(Aim of the exercise):
Which lines hold the word "subtitle"? Copy each one.

(Task material):
'''

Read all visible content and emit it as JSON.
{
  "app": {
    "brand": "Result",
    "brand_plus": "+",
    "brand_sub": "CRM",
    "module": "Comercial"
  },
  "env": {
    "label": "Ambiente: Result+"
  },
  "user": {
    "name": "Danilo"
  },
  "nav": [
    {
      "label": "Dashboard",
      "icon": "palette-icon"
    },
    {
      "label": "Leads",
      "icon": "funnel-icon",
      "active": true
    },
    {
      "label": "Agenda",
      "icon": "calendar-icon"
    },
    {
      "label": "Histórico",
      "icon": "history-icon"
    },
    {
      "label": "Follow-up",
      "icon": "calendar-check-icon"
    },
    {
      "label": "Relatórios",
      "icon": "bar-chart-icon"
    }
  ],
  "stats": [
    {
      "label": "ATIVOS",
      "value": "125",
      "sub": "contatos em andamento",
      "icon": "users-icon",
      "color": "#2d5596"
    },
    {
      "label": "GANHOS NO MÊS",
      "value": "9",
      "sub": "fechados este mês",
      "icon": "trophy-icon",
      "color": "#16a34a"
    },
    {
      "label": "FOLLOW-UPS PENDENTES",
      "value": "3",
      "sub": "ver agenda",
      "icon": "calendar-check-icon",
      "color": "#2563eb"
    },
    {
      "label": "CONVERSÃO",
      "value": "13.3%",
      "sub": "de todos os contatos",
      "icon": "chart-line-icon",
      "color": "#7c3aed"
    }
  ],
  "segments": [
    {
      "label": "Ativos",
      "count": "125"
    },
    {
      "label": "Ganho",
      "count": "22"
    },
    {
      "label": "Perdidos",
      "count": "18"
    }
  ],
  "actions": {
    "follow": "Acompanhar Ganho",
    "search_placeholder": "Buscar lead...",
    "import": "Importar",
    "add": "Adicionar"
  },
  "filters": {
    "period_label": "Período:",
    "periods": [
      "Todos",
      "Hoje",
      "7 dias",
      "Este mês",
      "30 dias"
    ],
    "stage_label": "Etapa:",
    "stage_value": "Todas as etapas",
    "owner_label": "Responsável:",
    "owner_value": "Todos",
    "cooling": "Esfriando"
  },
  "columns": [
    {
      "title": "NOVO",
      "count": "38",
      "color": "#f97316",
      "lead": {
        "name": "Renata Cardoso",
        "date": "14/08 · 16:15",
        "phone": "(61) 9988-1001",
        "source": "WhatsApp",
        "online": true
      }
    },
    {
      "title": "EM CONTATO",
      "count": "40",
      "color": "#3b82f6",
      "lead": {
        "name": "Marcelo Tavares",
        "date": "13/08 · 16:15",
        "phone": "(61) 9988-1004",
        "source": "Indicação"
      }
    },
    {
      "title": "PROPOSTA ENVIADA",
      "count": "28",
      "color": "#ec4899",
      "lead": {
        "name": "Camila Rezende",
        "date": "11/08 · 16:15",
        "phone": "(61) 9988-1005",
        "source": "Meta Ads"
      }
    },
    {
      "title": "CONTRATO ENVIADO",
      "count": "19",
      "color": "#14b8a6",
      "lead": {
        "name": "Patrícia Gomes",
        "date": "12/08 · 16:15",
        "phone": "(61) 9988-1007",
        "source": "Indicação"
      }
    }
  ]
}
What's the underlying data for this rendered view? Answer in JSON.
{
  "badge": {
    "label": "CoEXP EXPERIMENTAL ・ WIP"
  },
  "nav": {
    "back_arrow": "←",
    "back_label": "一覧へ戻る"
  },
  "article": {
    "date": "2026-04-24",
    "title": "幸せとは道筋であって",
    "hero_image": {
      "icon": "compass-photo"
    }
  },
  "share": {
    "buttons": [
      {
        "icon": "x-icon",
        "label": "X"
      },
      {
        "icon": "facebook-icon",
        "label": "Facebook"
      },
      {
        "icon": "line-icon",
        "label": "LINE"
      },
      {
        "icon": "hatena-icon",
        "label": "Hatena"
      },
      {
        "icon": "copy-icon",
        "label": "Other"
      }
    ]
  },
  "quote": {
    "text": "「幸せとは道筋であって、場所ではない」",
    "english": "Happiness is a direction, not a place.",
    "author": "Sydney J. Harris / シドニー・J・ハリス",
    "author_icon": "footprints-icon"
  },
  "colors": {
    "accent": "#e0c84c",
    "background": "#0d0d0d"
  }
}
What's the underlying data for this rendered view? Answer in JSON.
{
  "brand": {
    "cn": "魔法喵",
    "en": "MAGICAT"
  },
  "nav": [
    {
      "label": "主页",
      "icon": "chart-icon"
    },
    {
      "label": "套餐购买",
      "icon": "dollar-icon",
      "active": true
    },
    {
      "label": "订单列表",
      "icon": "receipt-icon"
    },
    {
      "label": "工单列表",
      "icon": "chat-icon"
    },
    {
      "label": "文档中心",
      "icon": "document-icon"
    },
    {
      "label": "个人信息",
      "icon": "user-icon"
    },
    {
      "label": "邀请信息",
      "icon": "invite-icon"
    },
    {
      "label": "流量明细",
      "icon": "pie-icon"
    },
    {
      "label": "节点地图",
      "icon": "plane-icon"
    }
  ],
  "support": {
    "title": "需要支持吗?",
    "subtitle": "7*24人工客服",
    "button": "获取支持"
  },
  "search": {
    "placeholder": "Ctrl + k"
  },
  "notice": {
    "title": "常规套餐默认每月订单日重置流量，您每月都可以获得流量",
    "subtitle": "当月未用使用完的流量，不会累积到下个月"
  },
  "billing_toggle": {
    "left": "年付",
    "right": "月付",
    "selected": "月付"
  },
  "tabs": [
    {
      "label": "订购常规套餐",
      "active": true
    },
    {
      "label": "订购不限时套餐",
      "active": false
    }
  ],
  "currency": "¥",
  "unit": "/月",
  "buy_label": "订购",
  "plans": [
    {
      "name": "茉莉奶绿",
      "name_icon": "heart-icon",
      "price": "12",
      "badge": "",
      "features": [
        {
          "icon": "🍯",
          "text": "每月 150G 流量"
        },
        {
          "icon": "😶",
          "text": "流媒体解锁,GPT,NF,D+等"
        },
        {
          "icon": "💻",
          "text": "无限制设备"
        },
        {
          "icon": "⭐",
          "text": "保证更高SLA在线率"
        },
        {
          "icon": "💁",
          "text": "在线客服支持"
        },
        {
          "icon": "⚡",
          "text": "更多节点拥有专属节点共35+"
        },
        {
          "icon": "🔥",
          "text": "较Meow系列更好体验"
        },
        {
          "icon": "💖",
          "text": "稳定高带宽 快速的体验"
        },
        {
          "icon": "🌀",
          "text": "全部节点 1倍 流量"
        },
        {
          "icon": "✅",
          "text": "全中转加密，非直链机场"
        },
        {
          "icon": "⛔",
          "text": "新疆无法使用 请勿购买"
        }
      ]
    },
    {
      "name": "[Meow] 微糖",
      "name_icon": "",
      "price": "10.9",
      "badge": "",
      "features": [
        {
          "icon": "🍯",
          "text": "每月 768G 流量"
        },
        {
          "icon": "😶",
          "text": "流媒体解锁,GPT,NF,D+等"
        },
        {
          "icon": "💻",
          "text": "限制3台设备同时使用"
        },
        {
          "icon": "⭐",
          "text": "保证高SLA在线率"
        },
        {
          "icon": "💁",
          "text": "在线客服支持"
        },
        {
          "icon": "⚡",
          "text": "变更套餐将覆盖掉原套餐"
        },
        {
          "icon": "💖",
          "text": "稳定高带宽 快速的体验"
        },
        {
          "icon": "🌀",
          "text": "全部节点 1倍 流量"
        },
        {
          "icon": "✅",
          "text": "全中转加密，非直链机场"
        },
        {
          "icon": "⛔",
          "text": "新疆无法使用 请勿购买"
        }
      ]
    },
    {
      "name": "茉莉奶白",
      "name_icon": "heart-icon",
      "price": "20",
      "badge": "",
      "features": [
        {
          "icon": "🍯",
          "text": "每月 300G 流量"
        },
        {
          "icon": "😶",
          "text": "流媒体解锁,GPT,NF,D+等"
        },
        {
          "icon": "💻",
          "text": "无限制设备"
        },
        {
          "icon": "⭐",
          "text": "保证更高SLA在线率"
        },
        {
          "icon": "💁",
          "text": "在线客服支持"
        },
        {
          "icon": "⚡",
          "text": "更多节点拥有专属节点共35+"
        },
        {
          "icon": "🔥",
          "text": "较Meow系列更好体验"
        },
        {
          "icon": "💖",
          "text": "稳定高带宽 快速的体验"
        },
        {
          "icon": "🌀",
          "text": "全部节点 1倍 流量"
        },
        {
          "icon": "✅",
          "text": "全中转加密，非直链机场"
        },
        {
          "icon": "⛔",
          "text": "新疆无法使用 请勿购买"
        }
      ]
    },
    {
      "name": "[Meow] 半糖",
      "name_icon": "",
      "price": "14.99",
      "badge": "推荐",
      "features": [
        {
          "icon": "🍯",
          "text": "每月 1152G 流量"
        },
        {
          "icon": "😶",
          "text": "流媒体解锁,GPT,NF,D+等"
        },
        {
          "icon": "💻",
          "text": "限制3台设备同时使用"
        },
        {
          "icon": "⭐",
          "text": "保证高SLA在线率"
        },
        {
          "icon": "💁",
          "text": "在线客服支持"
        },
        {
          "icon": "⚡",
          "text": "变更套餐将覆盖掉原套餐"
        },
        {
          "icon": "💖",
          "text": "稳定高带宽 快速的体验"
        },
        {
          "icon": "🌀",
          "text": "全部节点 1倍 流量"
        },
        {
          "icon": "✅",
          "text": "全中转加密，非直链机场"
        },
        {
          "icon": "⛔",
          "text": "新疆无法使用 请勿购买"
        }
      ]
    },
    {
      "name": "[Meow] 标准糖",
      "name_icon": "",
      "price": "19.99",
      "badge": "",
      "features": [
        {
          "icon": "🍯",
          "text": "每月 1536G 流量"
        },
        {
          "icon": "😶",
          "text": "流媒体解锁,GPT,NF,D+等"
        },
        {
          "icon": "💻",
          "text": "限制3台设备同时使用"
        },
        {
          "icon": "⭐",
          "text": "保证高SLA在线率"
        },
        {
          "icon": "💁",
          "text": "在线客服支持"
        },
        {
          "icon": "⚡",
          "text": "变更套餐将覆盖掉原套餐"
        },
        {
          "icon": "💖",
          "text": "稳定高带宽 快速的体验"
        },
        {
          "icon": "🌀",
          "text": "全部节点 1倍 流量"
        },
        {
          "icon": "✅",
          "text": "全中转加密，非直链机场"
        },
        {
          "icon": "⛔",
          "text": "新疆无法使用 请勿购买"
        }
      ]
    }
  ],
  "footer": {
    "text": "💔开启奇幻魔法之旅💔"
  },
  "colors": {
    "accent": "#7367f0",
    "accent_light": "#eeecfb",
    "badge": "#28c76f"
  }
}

'''

(Task output):
    "subtitle": "7*24人工客服",
    "subtitle": "当月未用使用完的流量，不会累积到下个月"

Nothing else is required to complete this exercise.